PROMPT:
Answer these questions from the passage on decompression testing:
(a) How long was the stay at the fictitious depth of 215 meters in the first experiment?
(b) What did H. Keller begin to feel after 15 minutes of the extra stay at 0.2 atm?
(c) How long was the decompression time in the second test?

GIVEN TEXT:
*** Begin section ***
However, this does not falsify the conditions because oxygen can also be breathed at the surface at the beginning of a proper dive. Oxygen reduction at depth can also be carried out in the same way as on the real dive. If, for example, we only need 5% oxygen at a depth of 200 meters to avoid a dangerously high partial pressure of oxygen, this 5% is also sufficient for the fictitious dive at a pressure of 4.2 atm, as this just results in a normal partial pressure of oxygen of 150 Torr in the inhaled air. The fictitious dive can be carried out with the same gas mixtures as the real experiment. After several preliminary technical tests, we tested two representative fictitious dives in this way. In the first experiment, after a short descent to 265 meters, a stay of 20 minutes at a fictitious depth of 215 meters was observed. The subsequent decompression to 0.2 atm took place in 2 hours and 20 minutes (Fig.1).
In order to find out whether damage might still occur later during this decompression time, H. Keller wanted to stay at 0.2 atm for another 30 minutes. After 15 minutes he began to experience slight pain in one knee joint, i.e. typical «bends”. The pressure was then increased to 1 at these complaints disappeared immediately. This proves that it really was a case of bubbles forming and not a coincidence. The test showed that the calculated decompression time for this dive was not quite sufficient to avoid late damage and must be corrected accordingly. In the second test, a fictitious descent to 300 meters was carried out with an immediately subsequent ascent. The decompression time was only 30 minutes. The difference in decompression times between the two experiments clearly shows the importance of the duration of stay.
With this combination of an overpressure and underpressure chamber, the most important decompression problems can be dealt with easily and relatively cheaply, because it is not the absolute pressure that is important, but only the pressure differences. However, as explained, this only applies to decompression. Where the absolute pressure is essential, as for example for the gas weight, which plays such an important role in hindering breathing at depth, only the effective diving test in the water and in the hyperbaric chamber with equivalent pressure can decide on the advantages and disadvantages of a diving method. But since decompression is the most difficult diving problem, the new test method, which to our knowledge has never been used before, can be considered experimental progress.
*** End section ***
[Stored data]
*** Begin section ***
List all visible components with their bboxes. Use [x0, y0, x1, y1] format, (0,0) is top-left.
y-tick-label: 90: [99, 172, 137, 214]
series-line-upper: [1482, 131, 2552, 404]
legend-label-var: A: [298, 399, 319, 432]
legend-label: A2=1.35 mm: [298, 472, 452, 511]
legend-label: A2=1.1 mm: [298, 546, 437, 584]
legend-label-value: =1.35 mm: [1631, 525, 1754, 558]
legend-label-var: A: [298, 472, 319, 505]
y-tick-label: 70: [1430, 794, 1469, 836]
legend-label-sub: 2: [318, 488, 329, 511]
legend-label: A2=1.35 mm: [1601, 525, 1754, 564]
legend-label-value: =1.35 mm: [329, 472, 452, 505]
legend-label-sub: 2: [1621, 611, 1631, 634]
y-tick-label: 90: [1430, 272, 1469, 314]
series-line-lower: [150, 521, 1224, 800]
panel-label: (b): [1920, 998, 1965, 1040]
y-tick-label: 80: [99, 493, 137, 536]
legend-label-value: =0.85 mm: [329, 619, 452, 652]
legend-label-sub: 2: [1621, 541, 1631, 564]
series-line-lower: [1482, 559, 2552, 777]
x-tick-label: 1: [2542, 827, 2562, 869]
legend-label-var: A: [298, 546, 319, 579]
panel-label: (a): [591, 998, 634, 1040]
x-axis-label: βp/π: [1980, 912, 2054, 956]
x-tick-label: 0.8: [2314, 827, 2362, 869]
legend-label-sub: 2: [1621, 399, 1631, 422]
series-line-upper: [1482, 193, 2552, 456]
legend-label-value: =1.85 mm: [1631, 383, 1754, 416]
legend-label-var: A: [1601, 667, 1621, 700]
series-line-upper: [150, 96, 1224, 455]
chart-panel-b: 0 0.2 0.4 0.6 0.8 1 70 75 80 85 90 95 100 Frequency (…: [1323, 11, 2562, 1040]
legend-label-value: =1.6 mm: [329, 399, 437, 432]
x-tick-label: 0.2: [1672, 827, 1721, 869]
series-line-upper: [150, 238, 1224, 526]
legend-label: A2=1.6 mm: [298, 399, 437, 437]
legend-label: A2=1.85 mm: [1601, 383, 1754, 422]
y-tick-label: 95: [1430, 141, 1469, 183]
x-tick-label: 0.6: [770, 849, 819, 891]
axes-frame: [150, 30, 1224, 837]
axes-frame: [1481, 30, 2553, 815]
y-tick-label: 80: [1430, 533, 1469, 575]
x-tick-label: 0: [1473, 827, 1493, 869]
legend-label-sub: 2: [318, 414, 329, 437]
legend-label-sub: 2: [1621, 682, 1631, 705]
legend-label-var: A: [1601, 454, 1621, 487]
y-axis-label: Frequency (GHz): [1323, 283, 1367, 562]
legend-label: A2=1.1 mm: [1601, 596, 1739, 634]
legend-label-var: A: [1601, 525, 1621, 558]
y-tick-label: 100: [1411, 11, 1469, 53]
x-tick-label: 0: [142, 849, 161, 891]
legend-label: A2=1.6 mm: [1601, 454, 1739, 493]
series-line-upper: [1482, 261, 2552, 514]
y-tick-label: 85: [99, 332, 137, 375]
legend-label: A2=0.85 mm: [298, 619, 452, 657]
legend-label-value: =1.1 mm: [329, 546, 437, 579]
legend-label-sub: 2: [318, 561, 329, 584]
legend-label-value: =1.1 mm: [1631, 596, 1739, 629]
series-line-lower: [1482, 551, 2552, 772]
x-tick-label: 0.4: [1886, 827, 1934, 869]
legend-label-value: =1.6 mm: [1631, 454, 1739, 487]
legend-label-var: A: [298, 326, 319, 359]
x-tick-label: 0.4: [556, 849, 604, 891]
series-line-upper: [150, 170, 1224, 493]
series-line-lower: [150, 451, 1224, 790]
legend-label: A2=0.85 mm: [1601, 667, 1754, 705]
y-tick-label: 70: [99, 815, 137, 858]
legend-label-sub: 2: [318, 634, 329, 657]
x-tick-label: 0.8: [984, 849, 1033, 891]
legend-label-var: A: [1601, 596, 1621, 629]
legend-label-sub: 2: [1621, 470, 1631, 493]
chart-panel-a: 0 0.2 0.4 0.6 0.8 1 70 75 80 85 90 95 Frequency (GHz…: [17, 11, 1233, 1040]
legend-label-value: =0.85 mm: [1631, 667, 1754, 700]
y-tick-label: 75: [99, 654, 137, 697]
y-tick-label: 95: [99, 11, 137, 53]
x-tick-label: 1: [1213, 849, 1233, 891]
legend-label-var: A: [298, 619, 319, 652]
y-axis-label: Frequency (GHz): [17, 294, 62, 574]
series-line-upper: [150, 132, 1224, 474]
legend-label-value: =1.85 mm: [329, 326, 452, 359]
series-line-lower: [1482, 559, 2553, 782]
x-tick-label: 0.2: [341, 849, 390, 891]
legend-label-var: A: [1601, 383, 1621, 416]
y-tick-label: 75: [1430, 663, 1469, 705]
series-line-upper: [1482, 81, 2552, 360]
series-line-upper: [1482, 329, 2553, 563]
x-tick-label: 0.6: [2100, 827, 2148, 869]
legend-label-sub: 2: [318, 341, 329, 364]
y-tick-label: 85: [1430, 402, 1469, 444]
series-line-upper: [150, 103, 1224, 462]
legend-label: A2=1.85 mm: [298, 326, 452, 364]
*** End section ***
SOLUTION TO THE PROBLEM:
(a) 20 minutes.
(b) Slight pain in one knee joint, i.e. typical bends.
(c) 30 minutes.